_Exercise input_
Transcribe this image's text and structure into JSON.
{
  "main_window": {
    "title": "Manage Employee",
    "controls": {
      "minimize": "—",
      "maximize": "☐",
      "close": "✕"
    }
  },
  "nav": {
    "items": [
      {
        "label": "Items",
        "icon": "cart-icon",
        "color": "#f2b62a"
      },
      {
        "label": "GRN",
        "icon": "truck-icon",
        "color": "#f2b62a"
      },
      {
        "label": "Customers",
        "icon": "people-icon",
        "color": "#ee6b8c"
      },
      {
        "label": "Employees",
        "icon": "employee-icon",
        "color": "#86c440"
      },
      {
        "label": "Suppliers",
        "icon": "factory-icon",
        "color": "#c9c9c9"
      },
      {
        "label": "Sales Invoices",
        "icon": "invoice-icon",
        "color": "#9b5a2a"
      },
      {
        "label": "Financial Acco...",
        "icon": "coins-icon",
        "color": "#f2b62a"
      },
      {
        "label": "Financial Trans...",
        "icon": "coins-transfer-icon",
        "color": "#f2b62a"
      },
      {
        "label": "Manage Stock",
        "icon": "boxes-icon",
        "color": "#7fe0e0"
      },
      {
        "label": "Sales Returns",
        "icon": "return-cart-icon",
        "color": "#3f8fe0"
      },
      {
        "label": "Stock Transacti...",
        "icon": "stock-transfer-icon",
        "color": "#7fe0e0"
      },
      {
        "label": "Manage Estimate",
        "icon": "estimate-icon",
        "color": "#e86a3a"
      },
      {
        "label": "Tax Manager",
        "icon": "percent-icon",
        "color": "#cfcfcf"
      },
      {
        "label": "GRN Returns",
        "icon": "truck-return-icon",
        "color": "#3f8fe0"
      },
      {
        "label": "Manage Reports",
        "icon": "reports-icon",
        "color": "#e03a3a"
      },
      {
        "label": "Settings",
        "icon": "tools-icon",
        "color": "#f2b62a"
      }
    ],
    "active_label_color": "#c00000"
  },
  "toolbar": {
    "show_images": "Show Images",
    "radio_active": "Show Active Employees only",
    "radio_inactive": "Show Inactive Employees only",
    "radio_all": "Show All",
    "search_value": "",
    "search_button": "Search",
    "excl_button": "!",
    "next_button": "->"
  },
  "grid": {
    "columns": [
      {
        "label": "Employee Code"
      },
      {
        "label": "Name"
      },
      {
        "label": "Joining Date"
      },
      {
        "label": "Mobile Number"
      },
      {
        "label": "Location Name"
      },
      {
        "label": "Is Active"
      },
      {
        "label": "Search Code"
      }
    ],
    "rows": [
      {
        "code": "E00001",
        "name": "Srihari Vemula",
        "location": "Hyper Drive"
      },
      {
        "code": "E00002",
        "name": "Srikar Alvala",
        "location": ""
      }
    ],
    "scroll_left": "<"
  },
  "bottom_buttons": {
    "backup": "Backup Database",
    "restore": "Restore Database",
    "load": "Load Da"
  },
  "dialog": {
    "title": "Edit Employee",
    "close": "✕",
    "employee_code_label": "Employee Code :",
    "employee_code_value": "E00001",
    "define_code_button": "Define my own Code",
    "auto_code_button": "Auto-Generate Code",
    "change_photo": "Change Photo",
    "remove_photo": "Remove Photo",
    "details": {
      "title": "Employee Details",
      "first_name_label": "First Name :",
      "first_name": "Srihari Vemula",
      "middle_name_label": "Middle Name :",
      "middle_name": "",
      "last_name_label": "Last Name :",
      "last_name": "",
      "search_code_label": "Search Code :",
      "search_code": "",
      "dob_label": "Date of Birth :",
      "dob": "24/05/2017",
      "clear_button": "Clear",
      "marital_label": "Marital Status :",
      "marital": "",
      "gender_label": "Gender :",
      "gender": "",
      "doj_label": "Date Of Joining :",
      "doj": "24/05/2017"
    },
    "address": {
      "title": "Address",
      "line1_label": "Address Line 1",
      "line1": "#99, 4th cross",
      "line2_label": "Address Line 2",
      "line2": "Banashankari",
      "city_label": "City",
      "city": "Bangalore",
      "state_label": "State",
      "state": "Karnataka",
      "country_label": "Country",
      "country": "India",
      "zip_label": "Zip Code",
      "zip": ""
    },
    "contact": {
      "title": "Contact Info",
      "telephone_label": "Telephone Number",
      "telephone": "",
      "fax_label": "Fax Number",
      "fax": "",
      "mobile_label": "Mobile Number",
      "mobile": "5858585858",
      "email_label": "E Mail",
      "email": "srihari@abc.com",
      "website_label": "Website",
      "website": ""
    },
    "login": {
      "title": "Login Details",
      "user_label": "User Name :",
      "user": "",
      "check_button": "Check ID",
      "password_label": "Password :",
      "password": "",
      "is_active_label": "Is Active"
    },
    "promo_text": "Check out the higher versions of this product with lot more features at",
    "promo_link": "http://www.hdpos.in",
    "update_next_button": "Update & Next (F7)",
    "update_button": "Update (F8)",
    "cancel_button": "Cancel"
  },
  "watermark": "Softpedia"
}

_Problem requirements_
Reproduce each entry word for word.

_Right answer_
Transcribe this image's text and structure into JSON.
{
  "main_window": {
    "title": "Manage Employee",
    "controls": {
      "minimize": "—",
      "maximize": "☐",
      "close": "✕"
    }
  },
  "nav": {
    "items": [
      {
        "label": "Items",
        "icon": "cart-icon",
        "color": "#f2b62a"
      },
      {
        "label": "GRN",
        "icon": "truck-icon",
        "color": "#f2b62a"
      },
      {
        "label": "Customers",
        "icon": "people-icon",
        "color": "#ee6b8c"
      },
      {
        "label": "Employees",
        "icon": "employee-icon",
        "color": "#86c440"
      },
      {
        "label": "Suppliers",
        "icon": "factory-icon",
        "color": "#c9c9c9"
      },
      {
        "label": "Sales Invoices",
        "icon": "invoice-icon",
        "color": "#9b5a2a"
      },
      {
        "label": "Financial Acco...",
        "icon": "coins-icon",
        "color": "#f2b62a"
      },
      {
        "label": "Financial Trans...",
        "icon": "coins-transfer-icon",
        "color": "#f2b62a"
      },
      {
        "label": "Manage Stock",
        "icon": "boxes-icon",
        "color": "#7fe0e0"
      },
      {
        "label": "Sales Returns",
        "icon": "return-cart-icon",
        "color": "#3f8fe0"
      },
      {
        "label": "Stock Transacti...",
        "icon": "stock-transfer-icon",
        "color": "#7fe0e0"
      },
      {
        "label": "Manage Estimate",
        "icon": "estimate-icon",
        "color": "#e86a3a"
      },
      {
        "label": "Tax Manager",
        "icon": "percent-icon",
        "color": "#cfcfcf"
      },
      {
        "label": "GRN Returns",
        "icon": "truck-return-icon",
        "color": "#3f8fe0"
      },
      {
        "label": "Manage Reports",
        "icon": "reports-icon",
        "color": "#e03a3a"
      },
      {
        "label": "Settings",
        "icon": "tools-icon",
        "color": "#f2b62a"
      }
    ],
    "active_label_color": "#c00000"
  },
  "toolbar": {
    "show_images": "Show Images",
    "radio_active": "Show Active Employees only",
    "radio_inactive": "Show Inactive Employees only",
    "radio_all": "Show All",
    "search_value": "",
    "search_button": "Search",
    "excl_button": "!",
    "next_button": "->"
  },
  "grid": {
    "columns": [
      {
        "label": "Employee Code"
      },
      {
        "label": "Name"
      },
      {
        "label": "Joining Date"
      },
      {
        "label": "Mobile Number"
      },
      {
        "label": "Location Name"
      },
      {
        "label": "Is Active"
      },
      {
        "label": "Search Code"
      }
    ],
    "rows": [
      {
        "code": "E00001",
        "name": "Srihari Vemula",
        "location": "Hyper Drive"
      },
      {
        "code": "E00002",
        "name": "Srikar Alvala",
        "location": ""
      }
    ],
    "scroll_left": "<"
  },
  "bottom_buttons": {
    "backup": "Backup Database",
    "restore": "Restore Database",
    "load": "Load Da"
  },
  "dialog": {
    "title": "Edit Employee",
    "close": "✕",
    "employee_code_label": "Employee Code :",
    "employee_code_value": "E00001",
    "define_code_button": "Define my own Code",
    "auto_code_button": "Auto-Generate Code",
    "change_photo": "Change Photo",
    "remove_photo": "Remove Photo",
    "details": {
      "title": "Employee Details",
      "first_name_label": "First Name :",
      "first_name": "Srihari Vemula",
      "middle_name_label": "Middle Name :",
      "middle_name": "",
      "last_name_label": "Last Name :",
      "last_name": "",
      "search_code_label": "Search Code :",
      "search_code": "",
      "dob_label": "Date of Birth :",
      "dob": "24/05/2017",
      "clear_button": "Clear",
      "marital_label": "Marital Status :",
      "marital": "",
      "gender_label": "Gender :",
      "gender": "",
      "doj_label": "Date Of Joining :",
      "doj": "24/05/2017"
    },
    "address": {
      "title": "Address",
      "line1_label": "Address Line 1",
      "line1": "#99, 4th cross",
      "line2_label": "Address Line 2",
      "line2": "Banashankari",
      "city_label": "City",
      "city": "Bangalore",
      "state_label": "State",
      "state": "Karnataka",
      "country_label": "Country",
      "country": "India",
      "zip_label": "Zip Code",
      "zip": ""
    },
    "contact": {
      "title": "Contact Info",
      "telephone_label": "Telephone Number",
      "telephone": "",
      "fax_label": "Fax Number",
      "fax": "",
      "mobile_label": "Mobile Number",
      "mobile": "5858585858",
      "email_label": "E Mail",
      "email": "srihari@abc.com",
      "website_label": "Website",
      "website": ""
    },
    "login": {
      "title": "Login Details",
      "user_label": "User Name :",
      "user": "",
      "check_button": "Check ID",
      "password_label": "Password :",
      "password": "",
      "is_active_label": "Is Active"
    },
    "promo_text": "Check out the higher versions of this product with lot more features at",
    "promo_link": "http://www.hdpos.in",
    "update_next_button": "Update & Next (F7)",
    "update_button": "Update (F8)",
    "cancel_button": "Cancel"
  },
  "watermark": "Softpedia"
}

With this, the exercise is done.